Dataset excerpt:
— begin —
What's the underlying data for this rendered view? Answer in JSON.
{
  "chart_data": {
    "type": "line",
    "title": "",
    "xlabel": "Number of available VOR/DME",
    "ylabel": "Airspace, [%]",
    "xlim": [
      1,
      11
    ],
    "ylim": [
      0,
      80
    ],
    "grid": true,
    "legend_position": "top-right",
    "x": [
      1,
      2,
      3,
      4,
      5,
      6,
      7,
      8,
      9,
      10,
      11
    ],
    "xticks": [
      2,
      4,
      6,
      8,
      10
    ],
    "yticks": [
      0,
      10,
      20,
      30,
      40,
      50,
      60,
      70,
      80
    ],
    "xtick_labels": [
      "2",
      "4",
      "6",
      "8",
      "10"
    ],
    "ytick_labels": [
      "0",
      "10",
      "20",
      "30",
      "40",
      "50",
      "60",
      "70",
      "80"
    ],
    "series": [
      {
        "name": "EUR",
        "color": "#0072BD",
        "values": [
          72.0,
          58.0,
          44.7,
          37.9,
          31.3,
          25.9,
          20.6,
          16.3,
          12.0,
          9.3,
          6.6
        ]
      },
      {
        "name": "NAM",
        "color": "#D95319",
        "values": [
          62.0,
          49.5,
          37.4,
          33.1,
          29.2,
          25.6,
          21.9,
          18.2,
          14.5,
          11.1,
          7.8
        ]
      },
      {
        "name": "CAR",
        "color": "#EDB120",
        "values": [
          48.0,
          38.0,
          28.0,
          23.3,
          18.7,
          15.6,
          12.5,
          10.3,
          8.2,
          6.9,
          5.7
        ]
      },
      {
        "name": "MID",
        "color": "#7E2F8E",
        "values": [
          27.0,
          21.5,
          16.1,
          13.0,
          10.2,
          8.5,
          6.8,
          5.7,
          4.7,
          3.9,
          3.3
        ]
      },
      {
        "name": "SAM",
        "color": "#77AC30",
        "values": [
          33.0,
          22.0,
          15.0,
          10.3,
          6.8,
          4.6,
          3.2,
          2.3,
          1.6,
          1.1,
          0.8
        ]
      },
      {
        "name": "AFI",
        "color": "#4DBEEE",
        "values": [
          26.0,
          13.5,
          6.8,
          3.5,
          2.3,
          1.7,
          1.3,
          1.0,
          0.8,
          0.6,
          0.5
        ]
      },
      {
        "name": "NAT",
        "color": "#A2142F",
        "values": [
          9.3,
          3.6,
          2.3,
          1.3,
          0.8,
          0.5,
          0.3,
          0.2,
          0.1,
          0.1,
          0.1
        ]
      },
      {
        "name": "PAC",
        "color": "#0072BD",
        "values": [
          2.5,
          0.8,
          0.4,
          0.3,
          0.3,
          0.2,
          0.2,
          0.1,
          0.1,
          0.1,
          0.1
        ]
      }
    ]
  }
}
— end —
◆ **What is being asked**
Repeat each record exactly. Omit nothing.

◆ **Full output**
What's the underlying data for this rendered view? Answer in JSON.
{
  "chart_data": {
    "type": "line",
    "title": "",
    "xlabel": "Number of available VOR/DME",
    "ylabel": "Airspace, [%]",
    "xlim": [
      1,
      11
    ],
    "ylim": [
      0,
      80
    ],
    "grid": true,
    "legend_position": "top-right",
    "x": [
      1,
      2,
      3,
      4,
      5,
      6,
      7,
      8,
      9,
      10,
      11
    ],
    "xticks": [
      2,
      4,
      6,
      8,
      10
    ],
    "yticks": [
      0,
      10,
      20,
      30,
      40,
      50,
      60,
      70,
      80
    ],
    "xtick_labels": [
      "2",
      "4",
      "6",
      "8",
      "10"
    ],
    "ytick_labels": [
      "0",
      "10",
      "20",
      "30",
      "40",
      "50",
      "60",
      "70",
      "80"
    ],
    "series": [
      {
        "name": "EUR",
        "color": "#0072BD",
        "values": [
          72.0,
          58.0,
          44.7,
          37.9,
          31.3,
          25.9,
          20.6,
          16.3,
          12.0,
          9.3,
          6.6
        ]
      },
      {
        "name": "NAM",
        "color": "#D95319",
        "values": [
          62.0,
          49.5,
          37.4,
          33.1,
          29.2,
          25.6,
          21.9,
          18.2,
          14.5,
          11.1,
          7.8
        ]
      },
      {
        "name": "CAR",
        "color": "#EDB120",
        "values": [
          48.0,
          38.0,
          28.0,
          23.3,
          18.7,
          15.6,
          12.5,
          10.3,
          8.2,
          6.9,
          5.7
        ]
      },
      {
        "name": "MID",
        "color": "#7E2F8E",
        "values": [
          27.0,
          21.5,
          16.1,
          13.0,
          10.2,
          8.5,
          6.8,
          5.7,
          4.7,
          3.9,
          3.3
        ]
      },
      {
        "name": "SAM",
        "color": "#77AC30",
        "values": [
          33.0,
          22.0,
          15.0,
          10.3,
          6.8,
          4.6,
          3.2,
          2.3,
          1.6,
          1.1,
          0.8
        ]
      },
      {
        "name": "AFI",
        "color": "#4DBEEE",
        "values": [
          26.0,
          13.5,
          6.8,
          3.5,
          2.3,
          1.7,
          1.3,
          1.0,
          0.8,
          0.6,
          0.5
        ]
      },
      {
        "name": "NAT",
        "color": "#A2142F",
        "values": [
          9.3,
          3.6,
          2.3,
          1.3,
          0.8,
          0.5,
          0.3,
          0.2,
          0.1,
          0.1,
          0.1
        ]
      },
      {
        "name": "PAC",
        "color": "#0072BD",
        "values": [
          2.5,
          0.8,
          0.4,
          0.3,
          0.3,
          0.2,
          0.2,
          0.1,
          0.1,
          0.1,
          0.1
        ]
      }
    ]
  }
}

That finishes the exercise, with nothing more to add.